### PAGE ###

École. Faire école. Des hommes médiocres ou au moins secondaires ont pu faire école, tandis que de très grands hommes n’ont point eu cet avantage, si c’en est un. Il y a quatre-vingts ans, c'étaient les Vanloo qui donnaient les prix de Rome et dont le style régnait en souverain. Dans ce moment s'éleva un talent qui avait sucé leurs principes et qui devait s’illustrer par des principes tout différents. David renouvelle l’art, on peut le dire ; mais le mérite n’en est pas seulement à son originalité propre ; plusieurs tentatives avaient été faites : Mengs et autres. La découverte des peintures d’Herculanum avait poussé les esprits à l’imitation et à l’admiration de l’antique. Arrive David, esprit plus vigoureux qu’inventif, plus sectaire qu’artiste, imbu des idées modernes qui éclataient en tout dans la politique et qui portaient à l’admiration exclusive des anciens, surtout dans ce dernier objet résumé pour les arts… Le style énervé et facile des Vanloo avait fait son temps.

Cent soixante ans auparavant, un génie bien autrement original que celui de David, éclos au moment où l'école de Lebrun était dans toute sa force, n’obtint pas la même fortune. Tout le génie de Puget, toute sa verve, toute sa force, qui prenait sa source dans l'inspiration de la nature, ne put faire école en présence des Coysevox, des Coustou, de toute cette école très considérable elle-même, mais déjà entachée de manière et d’esprit d'école.

Raffinement. Du raffinement dans les époques de décadence. Voir mes notes du 9 avril 1856[31].

Exécution. Son importance. Le malheur des tableaux de David et de son école est de manquer de cette qualité précieuse sans laquelle le reste est imparfait et presque inutile. On peut y admirer un grand dessin, quelquefois de l’ordonnance, comme dans Gérard ; de la grandeur, de la fougue, du pathétique, comme dans Girodet ; un vrai goût antique chez David lui-même, dans les Sabines, par exemple. Mais le charme que la main de l’ouvrier ajoute à tous ces mérites est absent de leurs ouvrages et les place au-dessous de ceux des grands maîtres consacrés. Prud’hon[32] est le seul peintre de cette époque dont l’exécution soit égale à l’idée et qui plaise par ce côté du talent qu’on appelle la partie matérielle, mais qui est, quoi qu’on en dise, toute sentimentale, tout idéale comme la conception elle-même, qu’elle doit compléter nécessairement. Voir mes notes du 15 décembre 1857[33]. Dans cette peinture, l'épidémie manque partout.

### DONNÉES FOURNIES ###

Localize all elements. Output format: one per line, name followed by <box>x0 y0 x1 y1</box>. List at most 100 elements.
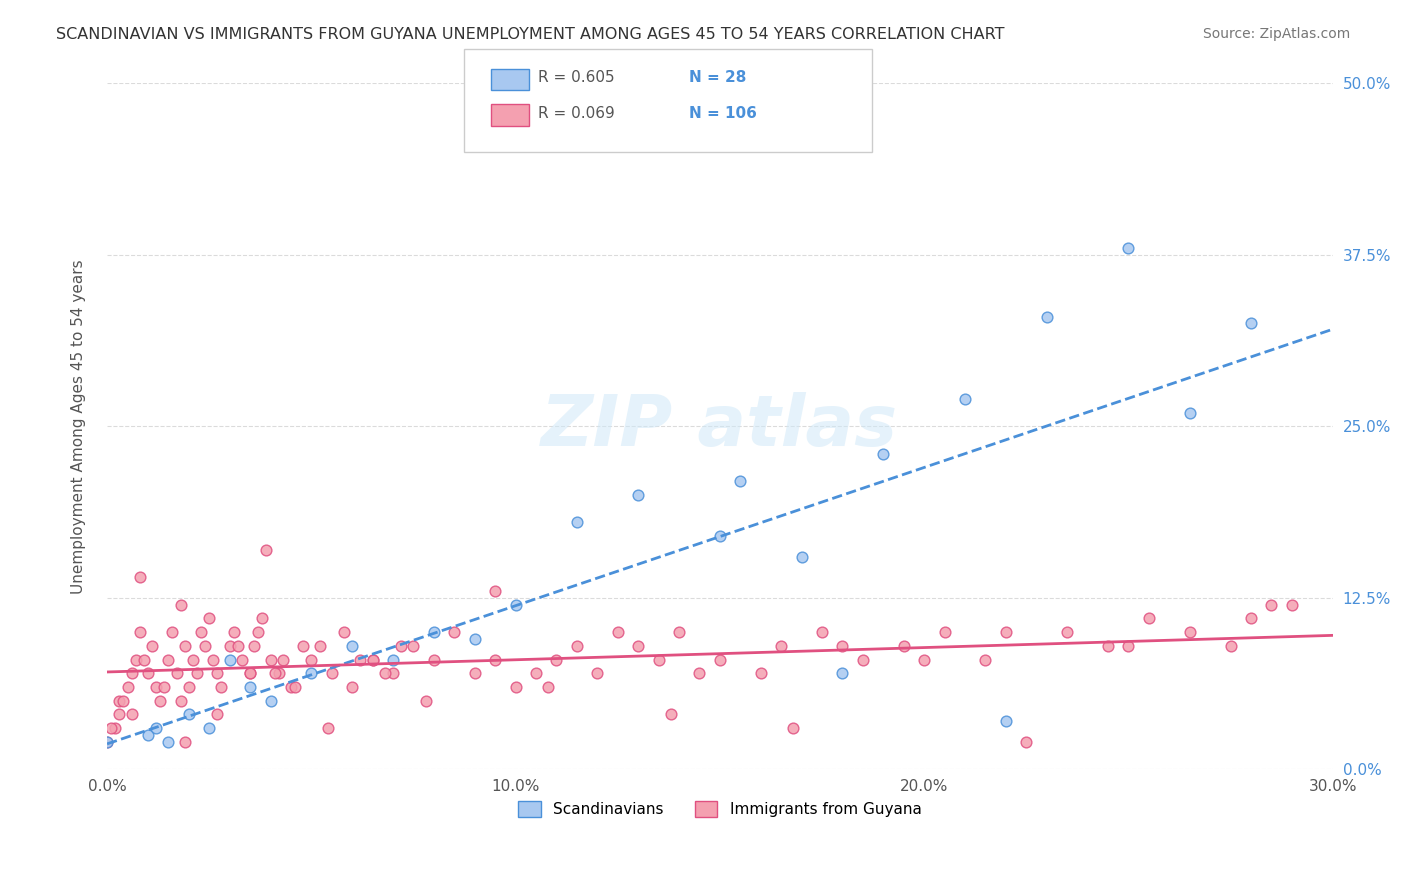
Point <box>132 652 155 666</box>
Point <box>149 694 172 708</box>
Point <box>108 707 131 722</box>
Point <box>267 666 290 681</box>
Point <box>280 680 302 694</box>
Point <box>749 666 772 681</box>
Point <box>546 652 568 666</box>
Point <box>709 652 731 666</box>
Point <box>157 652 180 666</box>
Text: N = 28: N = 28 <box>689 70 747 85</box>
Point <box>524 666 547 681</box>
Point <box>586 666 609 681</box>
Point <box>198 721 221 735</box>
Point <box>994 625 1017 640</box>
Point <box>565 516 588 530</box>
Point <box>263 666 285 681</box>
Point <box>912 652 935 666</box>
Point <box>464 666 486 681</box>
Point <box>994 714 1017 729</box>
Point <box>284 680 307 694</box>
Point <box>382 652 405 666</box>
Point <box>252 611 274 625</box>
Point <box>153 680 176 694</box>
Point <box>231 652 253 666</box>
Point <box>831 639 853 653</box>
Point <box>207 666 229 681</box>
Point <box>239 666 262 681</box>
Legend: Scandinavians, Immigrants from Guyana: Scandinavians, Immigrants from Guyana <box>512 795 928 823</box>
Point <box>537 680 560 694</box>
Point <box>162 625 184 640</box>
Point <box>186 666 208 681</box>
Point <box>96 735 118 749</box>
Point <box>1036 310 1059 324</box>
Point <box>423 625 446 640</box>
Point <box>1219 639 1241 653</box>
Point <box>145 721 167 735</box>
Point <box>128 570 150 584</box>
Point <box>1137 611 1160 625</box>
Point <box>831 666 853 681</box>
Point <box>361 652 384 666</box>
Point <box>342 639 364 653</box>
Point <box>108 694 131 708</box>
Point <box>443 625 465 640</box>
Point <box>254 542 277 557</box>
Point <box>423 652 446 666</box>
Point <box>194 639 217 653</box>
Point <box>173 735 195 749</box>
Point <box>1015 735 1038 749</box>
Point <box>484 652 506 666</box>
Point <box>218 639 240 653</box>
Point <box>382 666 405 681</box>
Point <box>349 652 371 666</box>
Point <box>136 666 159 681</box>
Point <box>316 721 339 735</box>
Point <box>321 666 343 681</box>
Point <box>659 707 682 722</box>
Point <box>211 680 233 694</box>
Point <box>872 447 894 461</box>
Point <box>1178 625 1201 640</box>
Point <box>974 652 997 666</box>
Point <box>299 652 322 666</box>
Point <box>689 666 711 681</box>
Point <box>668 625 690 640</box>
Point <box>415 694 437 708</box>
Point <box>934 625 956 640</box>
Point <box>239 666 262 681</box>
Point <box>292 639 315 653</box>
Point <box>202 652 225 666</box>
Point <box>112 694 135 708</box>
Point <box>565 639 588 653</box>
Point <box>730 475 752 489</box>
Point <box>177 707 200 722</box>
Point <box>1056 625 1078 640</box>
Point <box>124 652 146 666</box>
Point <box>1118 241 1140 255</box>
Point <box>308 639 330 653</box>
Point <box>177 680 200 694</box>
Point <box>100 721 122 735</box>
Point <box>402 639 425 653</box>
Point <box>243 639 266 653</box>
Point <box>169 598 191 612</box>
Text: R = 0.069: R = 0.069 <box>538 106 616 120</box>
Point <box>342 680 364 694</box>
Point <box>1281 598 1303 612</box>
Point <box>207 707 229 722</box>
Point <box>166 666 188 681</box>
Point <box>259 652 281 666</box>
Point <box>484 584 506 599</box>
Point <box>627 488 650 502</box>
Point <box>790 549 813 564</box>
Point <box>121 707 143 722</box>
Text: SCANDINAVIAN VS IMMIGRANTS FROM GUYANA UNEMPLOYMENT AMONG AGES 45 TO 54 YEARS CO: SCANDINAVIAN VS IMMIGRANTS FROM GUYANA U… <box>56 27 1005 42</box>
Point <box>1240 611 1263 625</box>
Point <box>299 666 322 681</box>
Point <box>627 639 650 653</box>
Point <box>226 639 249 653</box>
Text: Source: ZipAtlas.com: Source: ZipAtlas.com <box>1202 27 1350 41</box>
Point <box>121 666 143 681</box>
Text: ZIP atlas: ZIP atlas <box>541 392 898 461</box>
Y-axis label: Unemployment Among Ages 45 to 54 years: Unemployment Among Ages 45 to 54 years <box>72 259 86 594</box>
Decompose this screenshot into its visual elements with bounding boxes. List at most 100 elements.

###
### DONNÉES FOURNIES ###

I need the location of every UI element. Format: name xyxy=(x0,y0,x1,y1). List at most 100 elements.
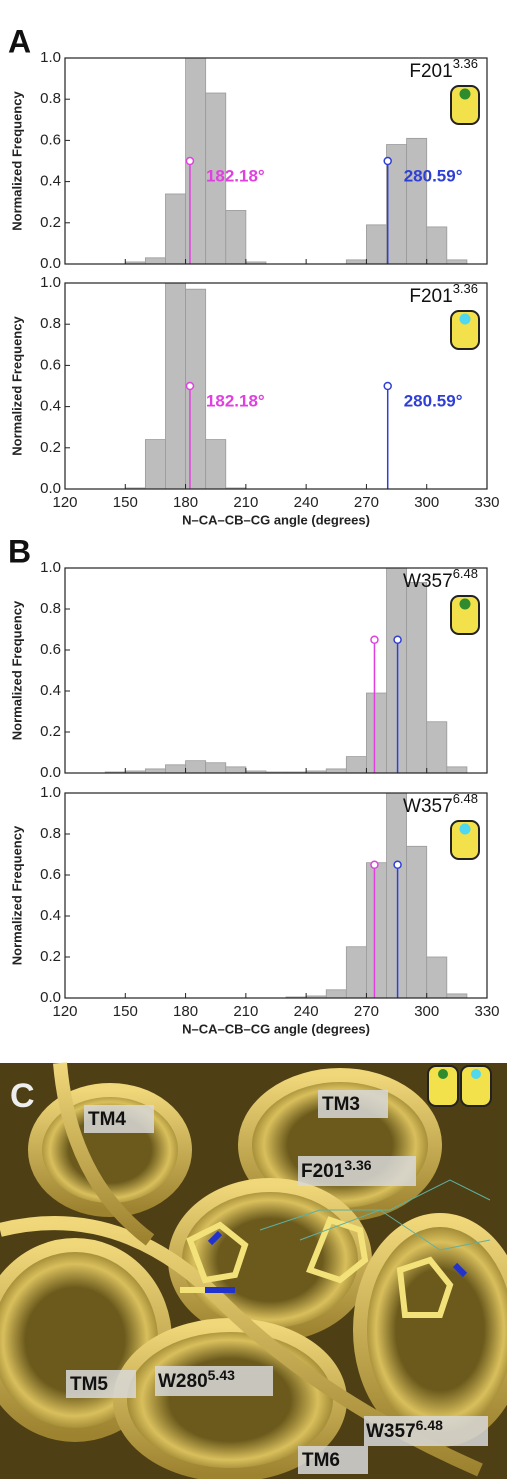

###

OBJECTIF
Transcrivez le passage de la page sur la peinture qui commence aux mots « Cent soixante ans » et s'arrête après « 9 avril 1856[31]. ».

RÉPONSE
Cent soixante ans auparavant, un génie bien autrement original que celui de David, éclos au moment où l'école de Lebrun était dans toute sa force, n’obtint pas la même fortune. Tout le génie de Puget, toute sa verve, toute sa force, qui prenait sa source dans l'inspiration de la nature, ne put faire école en présence des Coysevox, des Coustou, de toute cette école très considérable elle-même, mais déjà entachée de manière et d’esprit d'école.

Raffinement. Du raffinement dans les époques de décadence. Voir mes notes du 9 avril 1856[31].